## [Requirements]
Skip the pictures. Repeat everything else in the records word for word.

## [Data supplied]
━━━━━━━━━━━━━━━━━━━━━━━━━━━━━━
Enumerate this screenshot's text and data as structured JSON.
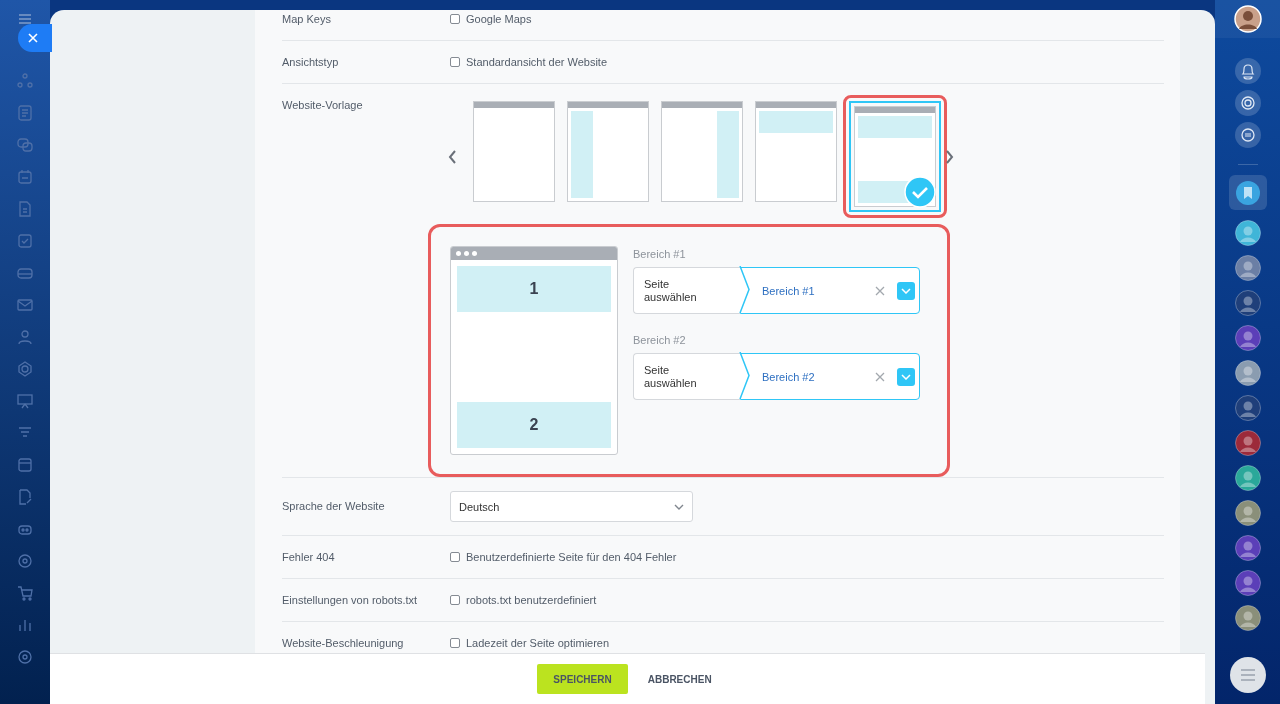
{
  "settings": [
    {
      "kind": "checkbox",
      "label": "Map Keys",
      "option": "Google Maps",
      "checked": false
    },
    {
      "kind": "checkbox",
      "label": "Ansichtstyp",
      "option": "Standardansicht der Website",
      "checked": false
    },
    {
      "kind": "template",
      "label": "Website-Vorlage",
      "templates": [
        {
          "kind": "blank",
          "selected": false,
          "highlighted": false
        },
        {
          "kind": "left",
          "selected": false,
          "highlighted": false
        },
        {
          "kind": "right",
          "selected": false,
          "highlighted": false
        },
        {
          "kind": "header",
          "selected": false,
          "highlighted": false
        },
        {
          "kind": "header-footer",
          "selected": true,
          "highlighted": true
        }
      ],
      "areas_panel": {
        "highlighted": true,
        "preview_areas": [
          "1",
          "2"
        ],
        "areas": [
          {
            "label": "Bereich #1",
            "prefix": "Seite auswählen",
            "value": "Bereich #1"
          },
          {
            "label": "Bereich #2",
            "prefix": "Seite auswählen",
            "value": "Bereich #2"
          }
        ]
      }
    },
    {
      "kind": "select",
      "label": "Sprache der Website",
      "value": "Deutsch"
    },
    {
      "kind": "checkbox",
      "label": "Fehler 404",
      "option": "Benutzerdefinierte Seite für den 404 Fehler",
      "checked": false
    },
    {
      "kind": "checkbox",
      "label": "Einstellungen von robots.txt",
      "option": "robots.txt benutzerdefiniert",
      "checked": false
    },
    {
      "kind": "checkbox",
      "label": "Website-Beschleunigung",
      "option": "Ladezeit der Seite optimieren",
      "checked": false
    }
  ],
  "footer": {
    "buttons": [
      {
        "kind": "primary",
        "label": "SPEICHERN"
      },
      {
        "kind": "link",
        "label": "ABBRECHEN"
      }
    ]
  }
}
━━━━━━━━━━━━━━━━━━━━━━━━━━━━━━
## [Result below]
Enumerate this screenshot's text and data as structured JSON.
{
  "settings": [
    {
      "kind": "checkbox",
      "label": "Map Keys",
      "option": "Google Maps",
      "checked": false
    },
    {
      "kind": "checkbox",
      "label": "Ansichtstyp",
      "option": "Standardansicht der Website",
      "checked": false
    },
    {
      "kind": "template",
      "label": "Website-Vorlage",
      "templates": [
        {
          "kind": "blank",
          "selected": false,
          "highlighted": false
        },
        {
          "kind": "left",
          "selected": false,
          "highlighted": false
        },
        {
          "kind": "right",
          "selected": false,
          "highlighted": false
        },
        {
          "kind": "header",
          "selected": false,
          "highlighted": false
        },
        {
          "kind": "header-footer",
          "selected": true,
          "highlighted": true
        }
      ],
      "areas_panel": {
        "highlighted": true,
        "preview_areas": [
          "1",
          "2"
        ],
        "areas": [
          {
            "label": "Bereich #1",
            "prefix": "Seite auswählen",
            "value": "Bereich #1"
          },
          {
            "label": "Bereich #2",
            "prefix": "Seite auswählen",
            "value": "Bereich #2"
          }
        ]
      }
    },
    {
      "kind": "select",
      "label": "Sprache der Website",
      "value": "Deutsch"
    },
    {
      "kind": "checkbox",
      "label": "Fehler 404",
      "option": "Benutzerdefinierte Seite für den 404 Fehler",
      "checked": false
    },
    {
      "kind": "checkbox",
      "label": "Einstellungen von robots.txt",
      "option": "robots.txt benutzerdefiniert",
      "checked": false
    },
    {
      "kind": "checkbox",
      "label": "Website-Beschleunigung",
      "option": "Ladezeit der Seite optimieren",
      "checked": false
    }
  ],
  "footer": {
    "buttons": [
      {
        "kind": "primary",
        "label": "SPEICHERN"
      },
      {
        "kind": "link",
        "label": "ABBRECHEN"
      }
    ]
  }
}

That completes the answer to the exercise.